**Given problem**: The entries are to be returned exactly, with images left out.

**Data supplied**:
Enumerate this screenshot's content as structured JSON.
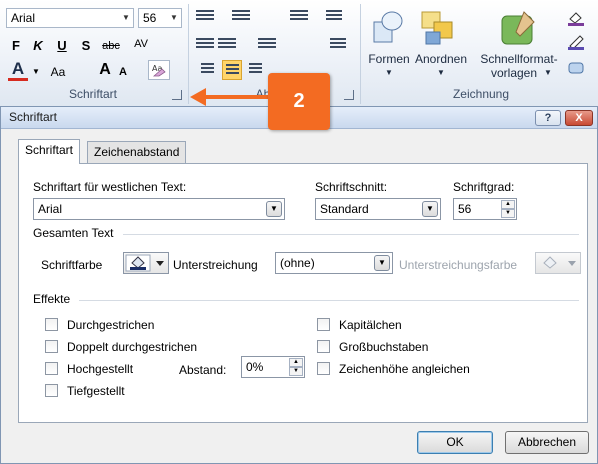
{
  "ribbon": {
    "font_name": "Arial",
    "font_size": "56",
    "bold": "F",
    "italic": "K",
    "underline": "U",
    "shadow": "S",
    "strike": "abc",
    "spacing": "AV",
    "font_color": "A",
    "change_case": "Aa",
    "grow": "A",
    "shrink": "A",
    "groups": {
      "font": "Schriftart",
      "paragraph": "Absatz",
      "drawing": "Zeichnung"
    },
    "shapes_label": "Formen",
    "arrange_label": "Anordnen",
    "quick_styles_label_1": "Schnellformat-",
    "quick_styles_label_2": "vorlagen"
  },
  "callout": {
    "number": "2"
  },
  "dialog": {
    "title": "Schriftart",
    "help": "?",
    "close": "X",
    "tabs": [
      "Schriftart",
      "Zeichenabstand"
    ],
    "western_font_label": "Schriftart für westlichen Text:",
    "western_font_value": "Arial",
    "style_label": "Schriftschnitt:",
    "style_value": "Standard",
    "size_label": "Schriftgrad:",
    "size_value": "56",
    "all_text_header": "Gesamten Text",
    "font_color_label": "Schriftfarbe",
    "underline_label": "Unterstreichung",
    "underline_value": "(ohne)",
    "underline_color_label": "Unterstreichungsfarbe",
    "effects_header": "Effekte",
    "effects_left": [
      "Durchgestrichen",
      "Doppelt durchgestrichen",
      "Hochgestellt",
      "Tiefgestellt"
    ],
    "effects_right": [
      "Kapitälchen",
      "Großbuchstaben",
      "Zeichenhöhe angleichen"
    ],
    "offset_label": "Abstand:",
    "offset_value": "0%",
    "ok": "OK",
    "cancel": "Abbrechen"
  },
  "colors": {
    "callout": "#f36b22",
    "active_button": "#ffd56a"
  }
}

**The response**:
Enumerate this screenshot's content as structured JSON.
{
  "ribbon": {
    "font_name": "Arial",
    "font_size": "56",
    "bold": "F",
    "italic": "K",
    "underline": "U",
    "shadow": "S",
    "strike": "abc",
    "spacing": "AV",
    "font_color": "A",
    "change_case": "Aa",
    "grow": "A",
    "shrink": "A",
    "groups": {
      "font": "Schriftart",
      "paragraph": "Absatz",
      "drawing": "Zeichnung"
    },
    "shapes_label": "Formen",
    "arrange_label": "Anordnen",
    "quick_styles_label_1": "Schnellformat-",
    "quick_styles_label_2": "vorlagen"
  },
  "callout": {
    "number": "2"
  },
  "dialog": {
    "title": "Schriftart",
    "help": "?",
    "close": "X",
    "tabs": [
      "Schriftart",
      "Zeichenabstand"
    ],
    "western_font_label": "Schriftart für westlichen Text:",
    "western_font_value": "Arial",
    "style_label": "Schriftschnitt:",
    "style_value": "Standard",
    "size_label": "Schriftgrad:",
    "size_value": "56",
    "all_text_header": "Gesamten Text",
    "font_color_label": "Schriftfarbe",
    "underline_label": "Unterstreichung",
    "underline_value": "(ohne)",
    "underline_color_label": "Unterstreichungsfarbe",
    "effects_header": "Effekte",
    "effects_left": [
      "Durchgestrichen",
      "Doppelt durchgestrichen",
      "Hochgestellt",
      "Tiefgestellt"
    ],
    "effects_right": [
      "Kapitälchen",
      "Großbuchstaben",
      "Zeichenhöhe angleichen"
    ],
    "offset_label": "Abstand:",
    "offset_value": "0%",
    "ok": "OK",
    "cancel": "Abbrechen"
  },
  "colors": {
    "callout": "#f36b22",
    "active_button": "#ffd56a"
  }
}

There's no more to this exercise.